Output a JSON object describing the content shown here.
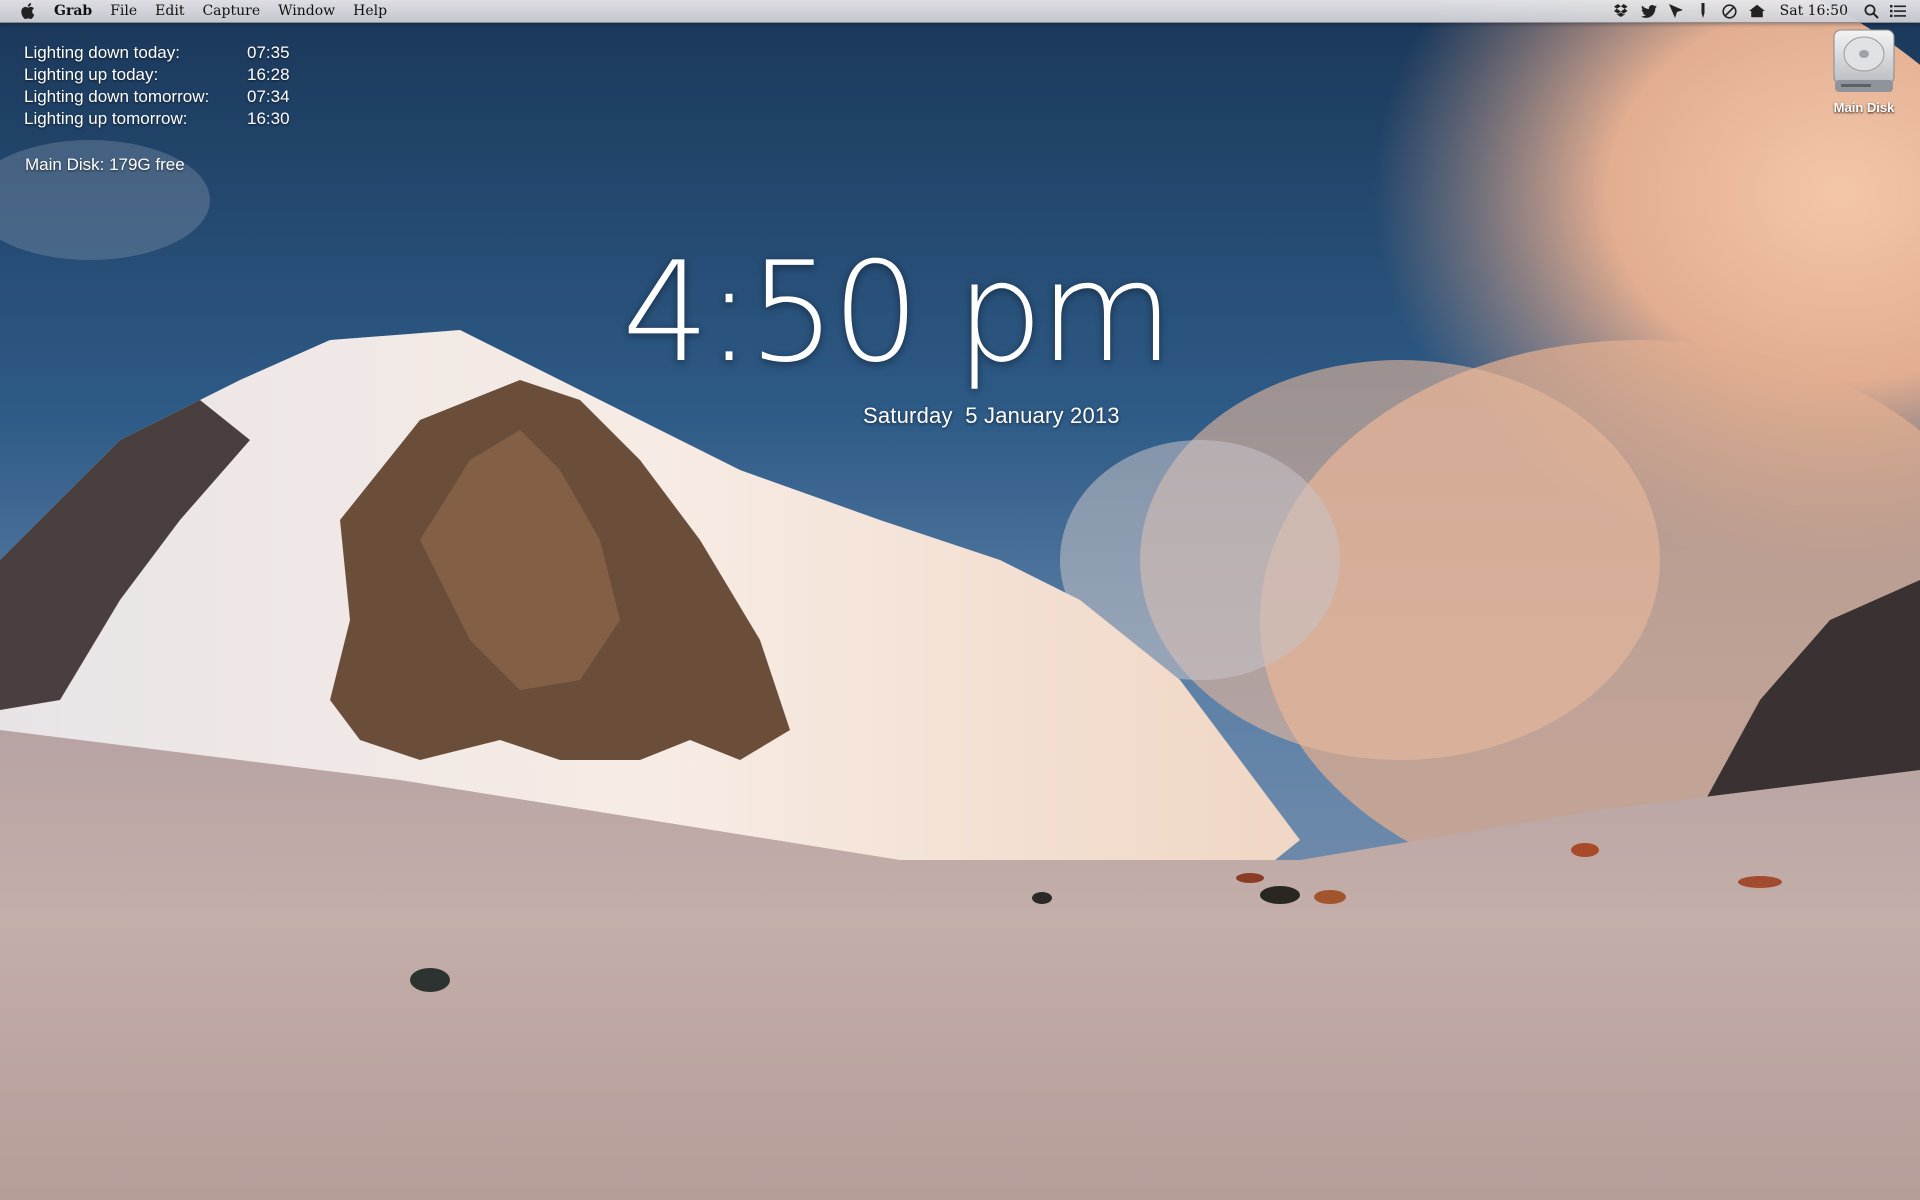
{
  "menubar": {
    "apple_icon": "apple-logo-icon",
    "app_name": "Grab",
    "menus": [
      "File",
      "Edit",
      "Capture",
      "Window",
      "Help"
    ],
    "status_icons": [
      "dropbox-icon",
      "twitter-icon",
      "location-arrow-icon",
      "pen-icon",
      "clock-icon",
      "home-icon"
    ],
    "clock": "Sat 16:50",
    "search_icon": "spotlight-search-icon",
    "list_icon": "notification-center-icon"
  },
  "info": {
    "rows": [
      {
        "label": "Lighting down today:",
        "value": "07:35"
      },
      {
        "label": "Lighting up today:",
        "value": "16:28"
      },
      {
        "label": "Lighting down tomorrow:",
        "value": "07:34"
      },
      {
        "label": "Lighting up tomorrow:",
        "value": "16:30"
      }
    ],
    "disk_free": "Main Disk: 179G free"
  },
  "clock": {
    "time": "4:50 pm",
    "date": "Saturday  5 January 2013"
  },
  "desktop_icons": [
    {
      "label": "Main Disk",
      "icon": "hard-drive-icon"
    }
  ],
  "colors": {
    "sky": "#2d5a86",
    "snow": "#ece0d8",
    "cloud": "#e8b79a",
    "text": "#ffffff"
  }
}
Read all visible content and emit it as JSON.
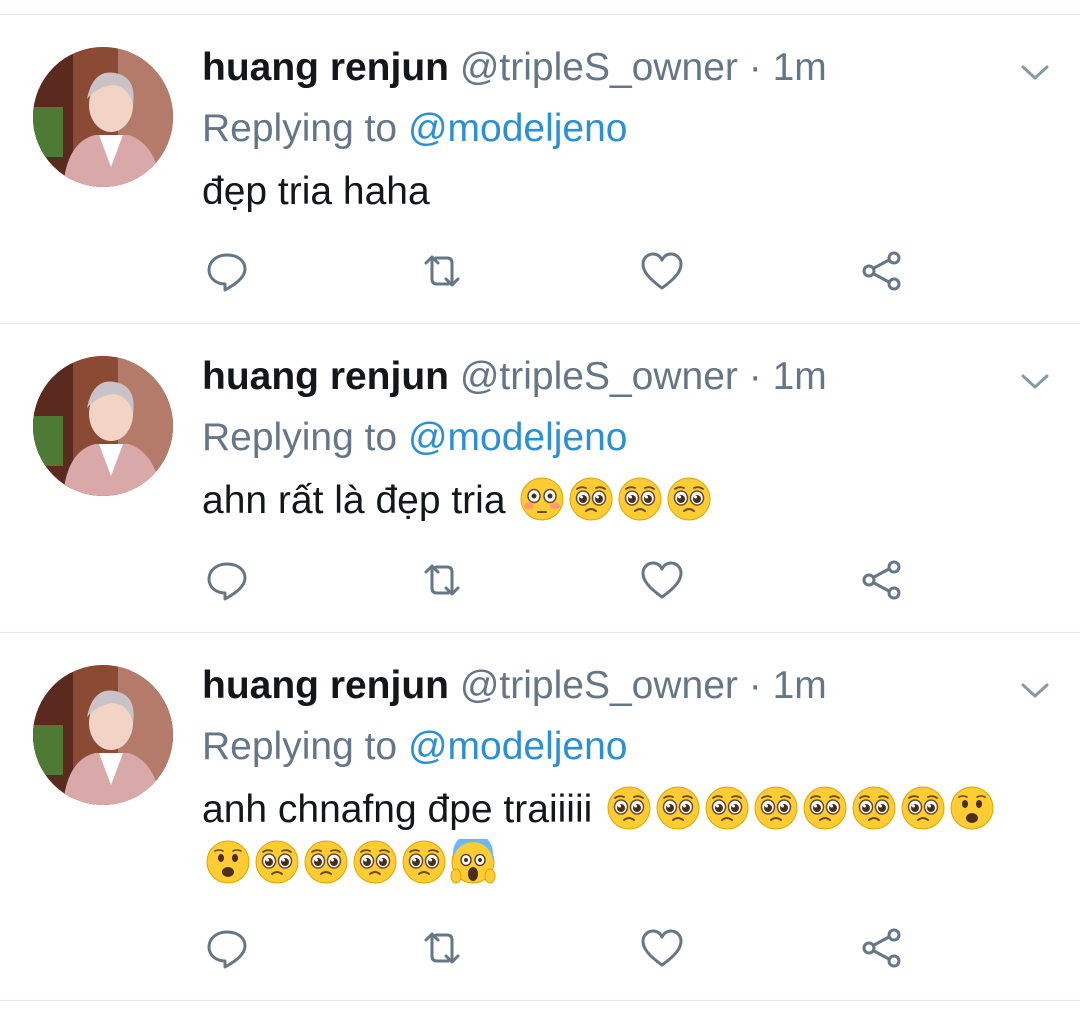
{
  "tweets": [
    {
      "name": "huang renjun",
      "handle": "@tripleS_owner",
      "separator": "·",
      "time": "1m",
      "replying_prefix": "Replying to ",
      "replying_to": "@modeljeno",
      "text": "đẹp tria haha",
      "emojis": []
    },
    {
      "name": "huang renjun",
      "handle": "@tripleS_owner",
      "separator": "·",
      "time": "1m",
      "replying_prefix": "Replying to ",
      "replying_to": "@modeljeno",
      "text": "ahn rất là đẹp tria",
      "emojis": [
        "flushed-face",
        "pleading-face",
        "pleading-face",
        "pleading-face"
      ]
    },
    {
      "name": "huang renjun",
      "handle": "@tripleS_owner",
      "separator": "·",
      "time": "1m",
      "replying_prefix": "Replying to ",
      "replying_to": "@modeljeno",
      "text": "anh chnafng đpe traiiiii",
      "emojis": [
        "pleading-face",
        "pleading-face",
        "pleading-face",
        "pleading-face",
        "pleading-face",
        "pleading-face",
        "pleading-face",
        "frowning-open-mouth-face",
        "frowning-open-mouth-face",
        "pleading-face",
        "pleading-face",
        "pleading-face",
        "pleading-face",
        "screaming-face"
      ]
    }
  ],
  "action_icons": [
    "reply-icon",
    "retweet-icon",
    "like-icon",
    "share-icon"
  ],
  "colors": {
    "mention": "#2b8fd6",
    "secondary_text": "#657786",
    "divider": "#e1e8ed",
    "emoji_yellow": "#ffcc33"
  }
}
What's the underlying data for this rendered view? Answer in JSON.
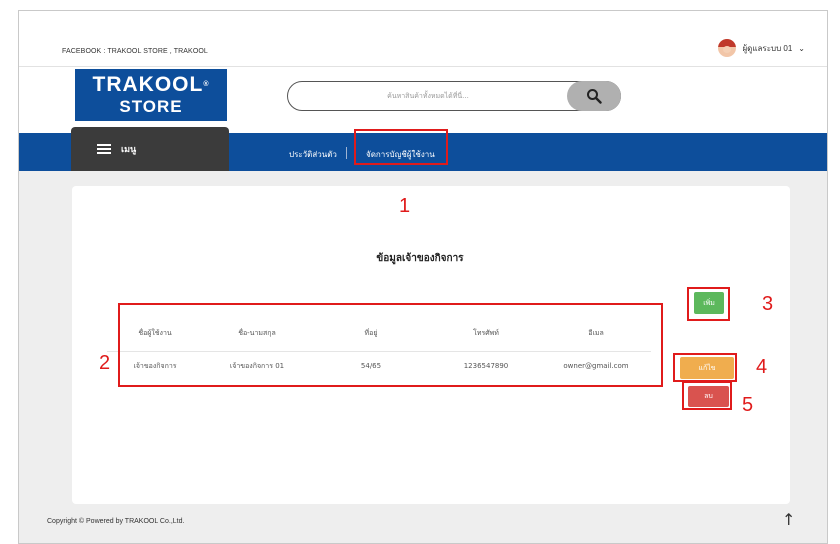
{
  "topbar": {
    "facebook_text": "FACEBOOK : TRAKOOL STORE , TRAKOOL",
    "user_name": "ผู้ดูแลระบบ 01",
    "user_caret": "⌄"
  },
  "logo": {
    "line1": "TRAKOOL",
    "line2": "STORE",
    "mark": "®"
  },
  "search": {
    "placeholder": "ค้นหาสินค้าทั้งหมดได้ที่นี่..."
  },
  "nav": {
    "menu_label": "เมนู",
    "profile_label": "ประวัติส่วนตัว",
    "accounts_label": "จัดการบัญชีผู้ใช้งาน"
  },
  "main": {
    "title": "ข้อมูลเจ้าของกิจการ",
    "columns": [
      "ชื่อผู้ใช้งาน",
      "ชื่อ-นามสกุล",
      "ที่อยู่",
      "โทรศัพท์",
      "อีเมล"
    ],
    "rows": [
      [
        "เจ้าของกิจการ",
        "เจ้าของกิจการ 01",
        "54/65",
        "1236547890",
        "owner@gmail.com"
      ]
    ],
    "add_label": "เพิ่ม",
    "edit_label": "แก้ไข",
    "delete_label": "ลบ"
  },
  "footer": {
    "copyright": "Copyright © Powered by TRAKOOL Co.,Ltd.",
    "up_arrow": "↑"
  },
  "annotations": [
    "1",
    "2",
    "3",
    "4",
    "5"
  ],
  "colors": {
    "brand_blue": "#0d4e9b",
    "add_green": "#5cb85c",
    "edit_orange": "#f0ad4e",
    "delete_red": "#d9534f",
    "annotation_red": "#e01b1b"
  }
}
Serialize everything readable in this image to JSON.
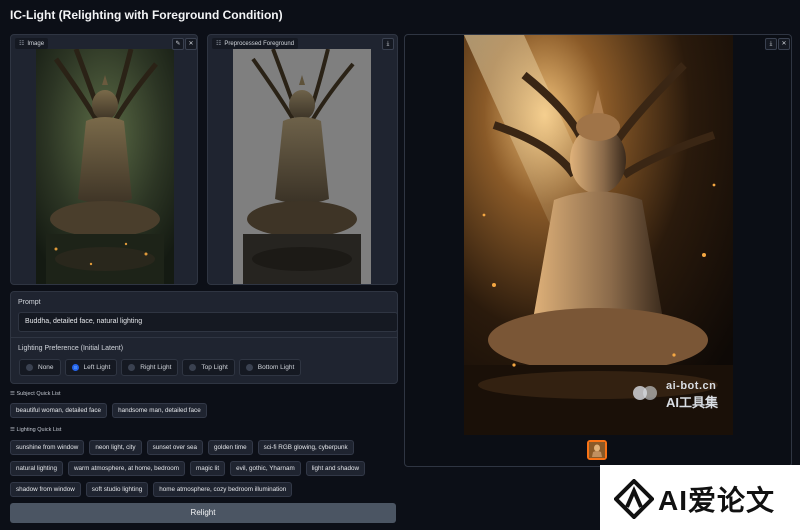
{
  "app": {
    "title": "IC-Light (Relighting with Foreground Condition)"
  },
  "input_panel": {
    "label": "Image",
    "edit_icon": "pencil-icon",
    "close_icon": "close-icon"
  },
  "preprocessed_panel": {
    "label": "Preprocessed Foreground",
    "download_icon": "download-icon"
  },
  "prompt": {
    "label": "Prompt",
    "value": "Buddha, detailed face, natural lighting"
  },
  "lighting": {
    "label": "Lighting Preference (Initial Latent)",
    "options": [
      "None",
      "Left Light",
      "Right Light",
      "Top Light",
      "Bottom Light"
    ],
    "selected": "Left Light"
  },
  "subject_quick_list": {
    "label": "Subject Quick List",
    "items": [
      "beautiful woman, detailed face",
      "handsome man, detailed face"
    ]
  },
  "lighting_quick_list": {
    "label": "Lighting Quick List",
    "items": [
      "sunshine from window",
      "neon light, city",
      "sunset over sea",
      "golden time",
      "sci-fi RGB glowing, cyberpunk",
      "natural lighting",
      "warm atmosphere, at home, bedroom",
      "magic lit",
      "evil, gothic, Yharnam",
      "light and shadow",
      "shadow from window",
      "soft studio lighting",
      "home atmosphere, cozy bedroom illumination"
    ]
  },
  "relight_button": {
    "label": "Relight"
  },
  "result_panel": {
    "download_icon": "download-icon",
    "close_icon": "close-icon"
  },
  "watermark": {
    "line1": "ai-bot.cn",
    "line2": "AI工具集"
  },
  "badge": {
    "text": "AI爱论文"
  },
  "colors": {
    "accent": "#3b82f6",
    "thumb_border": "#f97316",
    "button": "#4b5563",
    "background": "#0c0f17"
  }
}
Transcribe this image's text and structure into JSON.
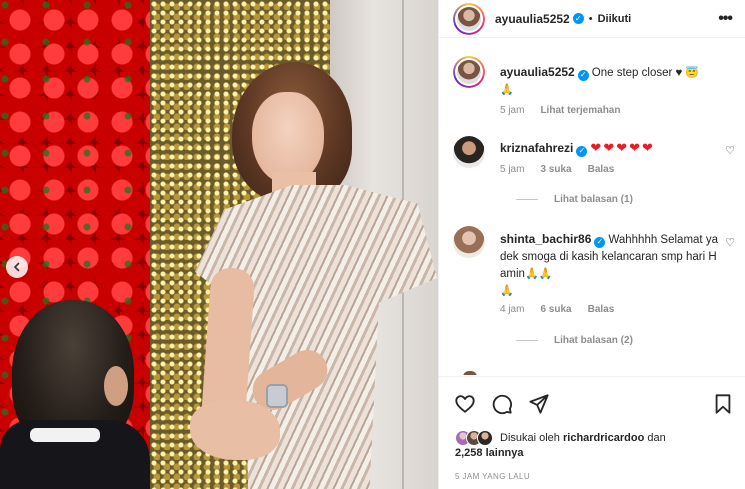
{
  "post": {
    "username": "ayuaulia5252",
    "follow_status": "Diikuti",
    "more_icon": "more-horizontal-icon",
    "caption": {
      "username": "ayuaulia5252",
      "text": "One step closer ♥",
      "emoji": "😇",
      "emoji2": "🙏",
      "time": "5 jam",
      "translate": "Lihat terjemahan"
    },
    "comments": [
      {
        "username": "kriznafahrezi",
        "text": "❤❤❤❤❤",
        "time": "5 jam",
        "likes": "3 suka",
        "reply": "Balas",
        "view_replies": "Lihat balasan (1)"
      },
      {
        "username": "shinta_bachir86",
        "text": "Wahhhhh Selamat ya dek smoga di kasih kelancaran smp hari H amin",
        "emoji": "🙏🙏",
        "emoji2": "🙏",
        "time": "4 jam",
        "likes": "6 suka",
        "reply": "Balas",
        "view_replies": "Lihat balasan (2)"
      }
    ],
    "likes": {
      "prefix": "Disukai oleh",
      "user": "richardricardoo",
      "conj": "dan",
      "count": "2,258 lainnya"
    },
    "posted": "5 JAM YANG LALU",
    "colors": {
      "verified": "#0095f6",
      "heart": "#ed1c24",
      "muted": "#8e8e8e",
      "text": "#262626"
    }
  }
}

####

The request - Copy out all lines that carry the word "value".

Written reply -
        "value": "07:35"
        "value": "16:28"
        "value": "07:34"
        "value": "16:30"
    "value": "Buddha, detailed face, natural lighting"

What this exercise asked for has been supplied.